--- TASK REQUIREMENTS ---
Repeat the entries that follow verbatim, without any of their pictures.

--- DATASET RECORDS ---
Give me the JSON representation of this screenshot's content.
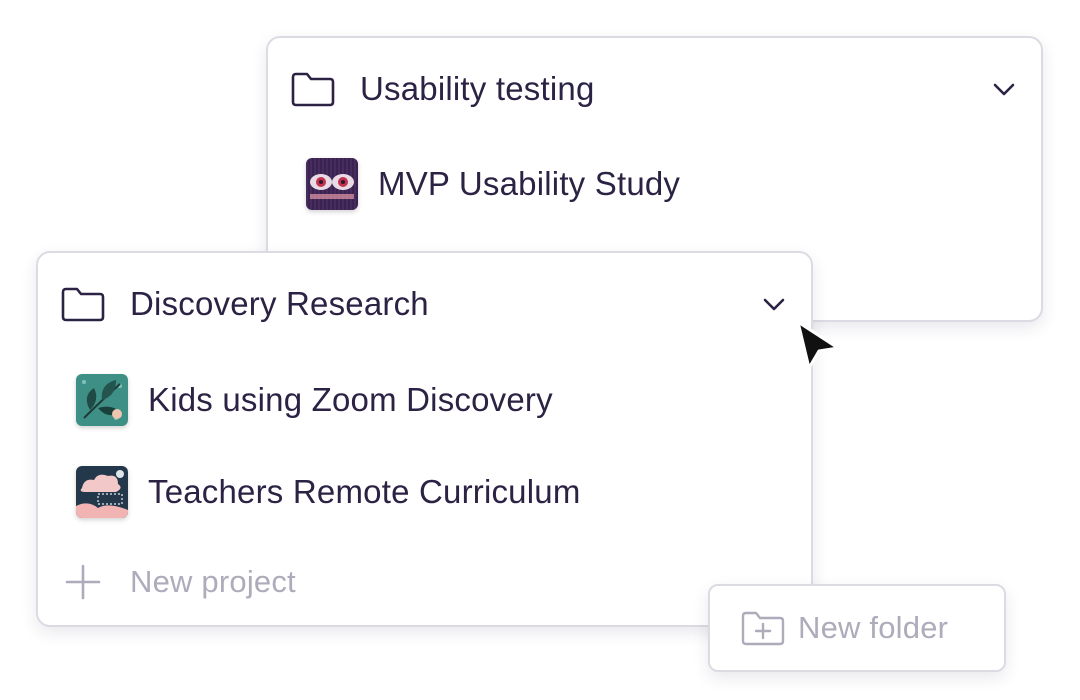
{
  "folders": [
    {
      "title": "Usability testing",
      "projects": [
        {
          "name": "MVP Usability Study",
          "thumb": "eyes-illustration"
        }
      ]
    },
    {
      "title": "Discovery Research",
      "projects": [
        {
          "name": "Kids using Zoom Discovery",
          "thumb": "leaf-illustration"
        },
        {
          "name": "Teachers Remote Curriculum",
          "thumb": "cloud-illustration"
        }
      ],
      "new_project_label": "New project"
    }
  ],
  "new_folder_label": "New folder",
  "icons": {
    "folder": "folder-icon",
    "expand": "chevron-down-icon",
    "add": "plus-icon",
    "add_folder": "folder-plus-icon",
    "pointer": "mouse-pointer-icon"
  },
  "colors": {
    "text": "#2c2244",
    "muted": "#aeabbb",
    "border": "#dcdbe3"
  }
}
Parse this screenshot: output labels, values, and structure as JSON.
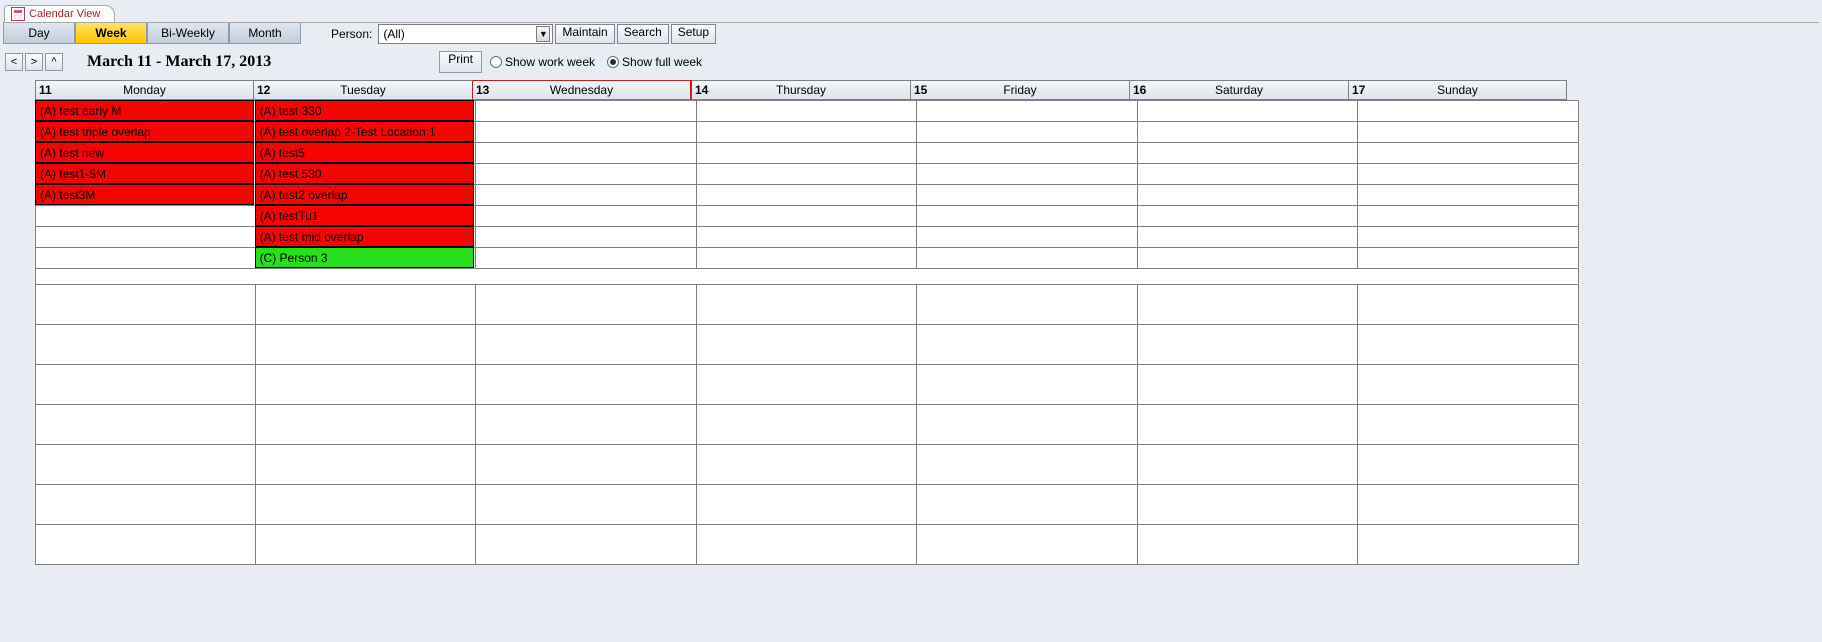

--- COMPLETED EXERCISE ---
Give me the JSON representation of this screenshot's content.
{
  "folders": [
    {
      "title": "Usability testing",
      "projects": [
        {
          "name": "MVP Usability Study",
          "thumb": "eyes-illustration"
        }
      ]
    },
    {
      "title": "Discovery Research",
      "projects": [
        {
          "name": "Kids using Zoom Discovery",
          "thumb": "leaf-illustration"
        },
        {
          "name": "Teachers Remote Curriculum",
          "thumb": "cloud-illustration"
        }
      ],
      "new_project_label": "New project"
    }
  ],
  "new_folder_label": "New folder",
  "icons": {
    "folder": "folder-icon",
    "expand": "chevron-down-icon",
    "add": "plus-icon",
    "add_folder": "folder-plus-icon",
    "pointer": "mouse-pointer-icon"
  },
  "colors": {
    "text": "#2c2244",
    "muted": "#aeabbb",
    "border": "#dcdbe3"
  }
}
Parse this screenshot: output labels, values, and structure as JSON.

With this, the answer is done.